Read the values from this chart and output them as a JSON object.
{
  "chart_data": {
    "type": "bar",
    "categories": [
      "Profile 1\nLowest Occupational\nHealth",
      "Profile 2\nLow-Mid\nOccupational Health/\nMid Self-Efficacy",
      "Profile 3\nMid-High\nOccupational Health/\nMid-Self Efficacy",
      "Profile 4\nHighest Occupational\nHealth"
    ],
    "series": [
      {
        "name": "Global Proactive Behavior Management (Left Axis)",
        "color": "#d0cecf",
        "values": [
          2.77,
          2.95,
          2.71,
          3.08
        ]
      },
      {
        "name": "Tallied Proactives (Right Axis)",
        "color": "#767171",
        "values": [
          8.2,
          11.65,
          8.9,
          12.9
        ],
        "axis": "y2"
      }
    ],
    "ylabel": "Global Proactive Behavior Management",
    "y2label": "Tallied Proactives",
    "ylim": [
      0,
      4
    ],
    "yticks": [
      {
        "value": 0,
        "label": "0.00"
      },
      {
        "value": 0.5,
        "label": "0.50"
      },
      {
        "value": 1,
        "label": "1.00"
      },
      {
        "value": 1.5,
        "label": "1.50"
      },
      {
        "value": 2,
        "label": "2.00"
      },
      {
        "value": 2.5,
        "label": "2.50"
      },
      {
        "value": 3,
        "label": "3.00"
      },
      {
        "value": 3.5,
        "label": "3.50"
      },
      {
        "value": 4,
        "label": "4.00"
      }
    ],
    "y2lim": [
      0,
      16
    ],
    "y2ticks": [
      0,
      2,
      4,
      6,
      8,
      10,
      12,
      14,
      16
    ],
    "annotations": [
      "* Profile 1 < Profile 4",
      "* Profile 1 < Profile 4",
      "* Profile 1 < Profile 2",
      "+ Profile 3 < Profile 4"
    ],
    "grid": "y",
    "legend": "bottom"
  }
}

### Stated exercise:
Write out all of the records above exactly as they appear.

### Result of the exercise:
Read the values from this chart and output them as a JSON object.
{
  "chart_data": {
    "type": "bar",
    "categories": [
      "Profile 1\nLowest Occupational\nHealth",
      "Profile 2\nLow-Mid\nOccupational Health/\nMid Self-Efficacy",
      "Profile 3\nMid-High\nOccupational Health/\nMid-Self Efficacy",
      "Profile 4\nHighest Occupational\nHealth"
    ],
    "series": [
      {
        "name": "Global Proactive Behavior Management (Left Axis)",
        "color": "#d0cecf",
        "values": [
          2.77,
          2.95,
          2.71,
          3.08
        ]
      },
      {
        "name": "Tallied Proactives (Right Axis)",
        "color": "#767171",
        "values": [
          8.2,
          11.65,
          8.9,
          12.9
        ],
        "axis": "y2"
      }
    ],
    "ylabel": "Global Proactive Behavior Management",
    "y2label": "Tallied Proactives",
    "ylim": [
      0,
      4
    ],
    "yticks": [
      {
        "value": 0,
        "label": "0.00"
      },
      {
        "value": 0.5,
        "label": "0.50"
      },
      {
        "value": 1,
        "label": "1.00"
      },
      {
        "value": 1.5,
        "label": "1.50"
      },
      {
        "value": 2,
        "label": "2.00"
      },
      {
        "value": 2.5,
        "label": "2.50"
      },
      {
        "value": 3,
        "label": "3.00"
      },
      {
        "value": 3.5,
        "label": "3.50"
      },
      {
        "value": 4,
        "label": "4.00"
      }
    ],
    "y2lim": [
      0,
      16
    ],
    "y2ticks": [
      0,
      2,
      4,
      6,
      8,
      10,
      12,
      14,
      16
    ],
    "annotations": [
      "* Profile 1 < Profile 4",
      "* Profile 1 < Profile 4",
      "* Profile 1 < Profile 2",
      "+ Profile 3 < Profile 4"
    ],
    "grid": "y",
    "legend": "bottom"
  }
}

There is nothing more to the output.